[Rows from a figure dataset]
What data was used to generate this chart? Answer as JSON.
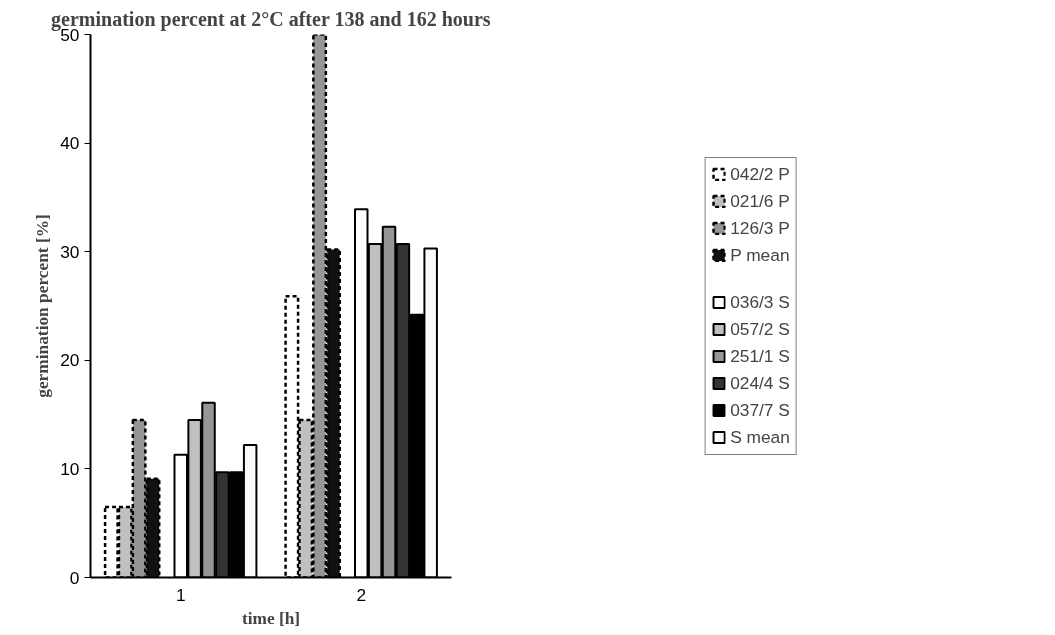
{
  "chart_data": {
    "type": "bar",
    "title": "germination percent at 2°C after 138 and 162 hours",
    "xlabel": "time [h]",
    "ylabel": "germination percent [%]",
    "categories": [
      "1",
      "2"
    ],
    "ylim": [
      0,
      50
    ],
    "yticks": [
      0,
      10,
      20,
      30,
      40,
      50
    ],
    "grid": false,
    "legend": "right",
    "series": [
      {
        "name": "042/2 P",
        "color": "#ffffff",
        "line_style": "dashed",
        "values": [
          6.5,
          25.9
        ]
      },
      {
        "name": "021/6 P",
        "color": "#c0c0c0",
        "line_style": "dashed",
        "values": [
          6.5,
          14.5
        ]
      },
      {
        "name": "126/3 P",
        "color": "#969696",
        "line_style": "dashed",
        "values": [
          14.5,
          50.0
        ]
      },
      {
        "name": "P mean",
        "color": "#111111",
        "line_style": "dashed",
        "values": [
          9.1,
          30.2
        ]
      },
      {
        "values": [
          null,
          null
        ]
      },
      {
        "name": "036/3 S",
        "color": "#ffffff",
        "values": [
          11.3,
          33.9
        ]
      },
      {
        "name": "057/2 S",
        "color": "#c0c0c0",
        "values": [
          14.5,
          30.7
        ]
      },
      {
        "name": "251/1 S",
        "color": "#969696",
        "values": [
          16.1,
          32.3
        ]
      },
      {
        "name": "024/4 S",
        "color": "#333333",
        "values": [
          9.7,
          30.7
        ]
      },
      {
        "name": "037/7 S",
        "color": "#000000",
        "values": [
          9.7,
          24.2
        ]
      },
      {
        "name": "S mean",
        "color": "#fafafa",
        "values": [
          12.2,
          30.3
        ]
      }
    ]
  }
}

---

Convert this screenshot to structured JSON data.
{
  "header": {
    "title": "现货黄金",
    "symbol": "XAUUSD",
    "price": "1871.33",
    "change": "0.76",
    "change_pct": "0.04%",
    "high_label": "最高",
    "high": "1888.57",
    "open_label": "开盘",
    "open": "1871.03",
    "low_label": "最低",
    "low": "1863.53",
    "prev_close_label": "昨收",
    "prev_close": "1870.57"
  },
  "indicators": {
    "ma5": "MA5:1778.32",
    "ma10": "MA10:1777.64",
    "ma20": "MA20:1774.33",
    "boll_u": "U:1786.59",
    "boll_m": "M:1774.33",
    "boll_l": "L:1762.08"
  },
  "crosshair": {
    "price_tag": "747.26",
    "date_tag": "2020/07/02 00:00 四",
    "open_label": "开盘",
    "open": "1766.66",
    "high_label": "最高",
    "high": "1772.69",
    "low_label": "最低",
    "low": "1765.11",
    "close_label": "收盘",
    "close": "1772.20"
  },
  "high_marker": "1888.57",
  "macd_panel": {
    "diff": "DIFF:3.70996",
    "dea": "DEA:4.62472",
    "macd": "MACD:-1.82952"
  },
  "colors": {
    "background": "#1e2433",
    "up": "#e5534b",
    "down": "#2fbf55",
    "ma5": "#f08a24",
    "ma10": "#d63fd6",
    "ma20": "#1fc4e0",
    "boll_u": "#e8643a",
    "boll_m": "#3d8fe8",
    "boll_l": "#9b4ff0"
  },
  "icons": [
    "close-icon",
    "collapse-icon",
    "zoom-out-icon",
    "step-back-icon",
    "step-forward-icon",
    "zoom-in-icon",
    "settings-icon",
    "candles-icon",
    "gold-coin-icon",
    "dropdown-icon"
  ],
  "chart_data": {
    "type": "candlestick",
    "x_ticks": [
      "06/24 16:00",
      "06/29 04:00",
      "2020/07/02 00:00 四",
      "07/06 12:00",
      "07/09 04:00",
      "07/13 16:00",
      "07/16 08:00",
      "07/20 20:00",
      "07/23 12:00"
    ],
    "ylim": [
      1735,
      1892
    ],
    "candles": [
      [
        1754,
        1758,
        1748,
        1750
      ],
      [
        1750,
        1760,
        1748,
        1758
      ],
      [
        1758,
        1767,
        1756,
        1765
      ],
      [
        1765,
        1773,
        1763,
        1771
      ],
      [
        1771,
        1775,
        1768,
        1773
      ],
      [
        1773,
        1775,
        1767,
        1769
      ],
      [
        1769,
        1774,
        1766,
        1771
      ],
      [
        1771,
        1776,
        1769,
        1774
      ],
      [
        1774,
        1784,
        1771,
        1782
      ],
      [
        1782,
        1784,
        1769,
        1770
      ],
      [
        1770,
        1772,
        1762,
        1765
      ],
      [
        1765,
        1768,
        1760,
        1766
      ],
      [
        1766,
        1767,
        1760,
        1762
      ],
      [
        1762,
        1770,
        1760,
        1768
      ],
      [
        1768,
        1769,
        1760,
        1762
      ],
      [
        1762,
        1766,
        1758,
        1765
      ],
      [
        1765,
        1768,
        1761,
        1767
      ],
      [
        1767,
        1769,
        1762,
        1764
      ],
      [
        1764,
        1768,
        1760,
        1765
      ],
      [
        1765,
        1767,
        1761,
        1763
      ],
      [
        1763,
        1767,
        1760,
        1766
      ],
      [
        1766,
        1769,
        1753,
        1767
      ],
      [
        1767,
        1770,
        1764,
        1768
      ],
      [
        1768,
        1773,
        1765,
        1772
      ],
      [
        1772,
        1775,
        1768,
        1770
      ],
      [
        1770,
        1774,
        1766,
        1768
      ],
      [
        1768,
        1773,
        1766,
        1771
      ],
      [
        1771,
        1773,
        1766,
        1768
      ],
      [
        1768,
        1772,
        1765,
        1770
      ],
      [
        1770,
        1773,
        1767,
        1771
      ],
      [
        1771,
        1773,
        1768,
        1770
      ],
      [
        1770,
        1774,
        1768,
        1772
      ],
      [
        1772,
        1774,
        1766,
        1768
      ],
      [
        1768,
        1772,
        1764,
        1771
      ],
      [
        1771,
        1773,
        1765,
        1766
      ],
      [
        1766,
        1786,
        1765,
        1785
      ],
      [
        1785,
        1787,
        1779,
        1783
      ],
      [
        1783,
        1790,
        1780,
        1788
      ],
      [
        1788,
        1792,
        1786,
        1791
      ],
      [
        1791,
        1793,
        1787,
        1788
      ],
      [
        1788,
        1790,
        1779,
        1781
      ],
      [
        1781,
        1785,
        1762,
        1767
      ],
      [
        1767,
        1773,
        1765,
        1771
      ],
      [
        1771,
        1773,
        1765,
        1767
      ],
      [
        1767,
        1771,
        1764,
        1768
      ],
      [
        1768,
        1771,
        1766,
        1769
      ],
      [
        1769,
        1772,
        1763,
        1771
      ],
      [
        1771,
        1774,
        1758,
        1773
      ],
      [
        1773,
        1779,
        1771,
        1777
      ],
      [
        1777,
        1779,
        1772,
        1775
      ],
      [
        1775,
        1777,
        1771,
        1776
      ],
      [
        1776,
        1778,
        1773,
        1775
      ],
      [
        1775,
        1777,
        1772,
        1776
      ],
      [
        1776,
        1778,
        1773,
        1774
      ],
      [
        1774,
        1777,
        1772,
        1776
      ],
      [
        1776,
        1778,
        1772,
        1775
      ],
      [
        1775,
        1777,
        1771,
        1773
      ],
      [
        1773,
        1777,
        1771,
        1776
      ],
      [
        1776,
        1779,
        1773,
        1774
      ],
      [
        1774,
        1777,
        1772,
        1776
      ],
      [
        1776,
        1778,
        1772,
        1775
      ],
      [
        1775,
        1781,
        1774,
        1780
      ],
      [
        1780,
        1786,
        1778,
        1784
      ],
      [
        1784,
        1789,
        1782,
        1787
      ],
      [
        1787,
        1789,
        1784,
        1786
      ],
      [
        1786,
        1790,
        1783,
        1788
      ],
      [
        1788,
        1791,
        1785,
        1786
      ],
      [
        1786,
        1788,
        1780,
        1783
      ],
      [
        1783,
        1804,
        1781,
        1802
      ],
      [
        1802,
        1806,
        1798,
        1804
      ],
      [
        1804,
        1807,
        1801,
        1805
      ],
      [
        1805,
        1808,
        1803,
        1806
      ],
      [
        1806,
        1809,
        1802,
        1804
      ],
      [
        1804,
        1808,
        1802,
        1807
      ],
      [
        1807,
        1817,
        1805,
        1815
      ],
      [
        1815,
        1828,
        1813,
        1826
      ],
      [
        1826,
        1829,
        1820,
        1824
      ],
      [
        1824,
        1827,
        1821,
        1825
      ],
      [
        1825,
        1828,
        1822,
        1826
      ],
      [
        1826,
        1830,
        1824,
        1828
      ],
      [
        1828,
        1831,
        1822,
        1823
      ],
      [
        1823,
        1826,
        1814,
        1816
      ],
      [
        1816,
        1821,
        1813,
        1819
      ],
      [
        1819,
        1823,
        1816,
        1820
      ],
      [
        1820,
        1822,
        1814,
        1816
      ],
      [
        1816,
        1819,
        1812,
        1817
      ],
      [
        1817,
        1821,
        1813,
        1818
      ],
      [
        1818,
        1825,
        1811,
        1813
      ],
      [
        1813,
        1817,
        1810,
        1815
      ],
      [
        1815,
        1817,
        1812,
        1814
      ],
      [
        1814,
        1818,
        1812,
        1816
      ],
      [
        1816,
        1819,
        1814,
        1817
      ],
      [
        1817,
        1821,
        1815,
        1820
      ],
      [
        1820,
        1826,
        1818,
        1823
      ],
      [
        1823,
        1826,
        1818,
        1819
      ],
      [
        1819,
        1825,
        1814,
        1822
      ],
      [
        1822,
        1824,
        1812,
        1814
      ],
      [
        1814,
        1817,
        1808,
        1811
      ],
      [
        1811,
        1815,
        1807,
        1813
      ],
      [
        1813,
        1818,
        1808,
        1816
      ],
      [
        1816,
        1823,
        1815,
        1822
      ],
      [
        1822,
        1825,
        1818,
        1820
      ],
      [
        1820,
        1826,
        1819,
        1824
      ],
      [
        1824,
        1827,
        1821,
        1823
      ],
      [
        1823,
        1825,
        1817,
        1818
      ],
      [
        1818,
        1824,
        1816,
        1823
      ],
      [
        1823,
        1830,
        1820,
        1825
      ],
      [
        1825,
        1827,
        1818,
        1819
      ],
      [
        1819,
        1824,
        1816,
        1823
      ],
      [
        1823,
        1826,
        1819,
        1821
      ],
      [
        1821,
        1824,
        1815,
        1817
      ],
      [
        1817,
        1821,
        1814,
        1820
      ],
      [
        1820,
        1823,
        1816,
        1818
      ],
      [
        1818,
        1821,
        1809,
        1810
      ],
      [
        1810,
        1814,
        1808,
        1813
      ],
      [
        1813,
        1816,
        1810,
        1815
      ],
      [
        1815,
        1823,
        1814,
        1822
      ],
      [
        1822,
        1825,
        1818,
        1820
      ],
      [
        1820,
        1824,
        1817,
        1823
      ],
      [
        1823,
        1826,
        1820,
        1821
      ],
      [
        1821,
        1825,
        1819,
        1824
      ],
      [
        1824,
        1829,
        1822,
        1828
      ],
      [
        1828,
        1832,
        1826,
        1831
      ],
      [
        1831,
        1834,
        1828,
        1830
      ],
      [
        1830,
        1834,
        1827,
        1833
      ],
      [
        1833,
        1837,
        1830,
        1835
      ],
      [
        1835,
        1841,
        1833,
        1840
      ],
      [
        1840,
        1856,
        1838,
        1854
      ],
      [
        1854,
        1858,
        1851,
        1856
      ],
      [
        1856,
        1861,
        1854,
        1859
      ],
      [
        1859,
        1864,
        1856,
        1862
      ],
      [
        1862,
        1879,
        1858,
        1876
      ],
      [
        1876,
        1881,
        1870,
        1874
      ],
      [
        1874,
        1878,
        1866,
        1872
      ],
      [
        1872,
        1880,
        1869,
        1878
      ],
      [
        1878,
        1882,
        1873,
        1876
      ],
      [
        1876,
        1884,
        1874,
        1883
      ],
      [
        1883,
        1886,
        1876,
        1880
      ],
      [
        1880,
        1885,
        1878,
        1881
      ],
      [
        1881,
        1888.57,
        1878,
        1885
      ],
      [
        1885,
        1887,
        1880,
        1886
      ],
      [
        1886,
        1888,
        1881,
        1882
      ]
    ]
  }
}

* * *

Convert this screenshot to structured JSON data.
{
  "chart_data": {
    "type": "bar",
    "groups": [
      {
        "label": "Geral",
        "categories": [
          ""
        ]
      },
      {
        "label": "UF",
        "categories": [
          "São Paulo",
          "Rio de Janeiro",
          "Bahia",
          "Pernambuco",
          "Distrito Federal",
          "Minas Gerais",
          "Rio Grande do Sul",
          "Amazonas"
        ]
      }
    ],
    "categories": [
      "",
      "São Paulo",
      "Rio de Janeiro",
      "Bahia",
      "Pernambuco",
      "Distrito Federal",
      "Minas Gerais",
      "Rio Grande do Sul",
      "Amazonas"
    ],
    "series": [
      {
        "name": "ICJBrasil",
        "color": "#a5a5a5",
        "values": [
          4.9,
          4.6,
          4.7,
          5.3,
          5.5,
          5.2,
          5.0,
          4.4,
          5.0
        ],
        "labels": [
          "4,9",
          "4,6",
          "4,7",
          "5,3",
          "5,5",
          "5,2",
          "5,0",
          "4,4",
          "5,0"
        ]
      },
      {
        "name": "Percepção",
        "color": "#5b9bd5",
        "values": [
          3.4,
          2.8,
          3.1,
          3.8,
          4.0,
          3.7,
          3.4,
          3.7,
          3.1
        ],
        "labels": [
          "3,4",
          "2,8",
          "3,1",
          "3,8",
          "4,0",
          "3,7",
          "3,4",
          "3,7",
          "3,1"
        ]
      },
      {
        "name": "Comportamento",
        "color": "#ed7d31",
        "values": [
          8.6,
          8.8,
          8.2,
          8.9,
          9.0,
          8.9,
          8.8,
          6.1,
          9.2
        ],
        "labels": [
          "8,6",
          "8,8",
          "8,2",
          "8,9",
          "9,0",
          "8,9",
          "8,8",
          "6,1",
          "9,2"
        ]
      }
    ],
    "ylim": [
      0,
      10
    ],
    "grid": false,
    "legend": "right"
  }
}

### INSTRUCTIONS FOR THE TASK
Scan the entries above for the word "germination" and collect each line holding it.

### IN RESPONSE
    "title": "germination percent at 2°C after 138 and 162 hours",
    "ylabel": "germination percent [%]",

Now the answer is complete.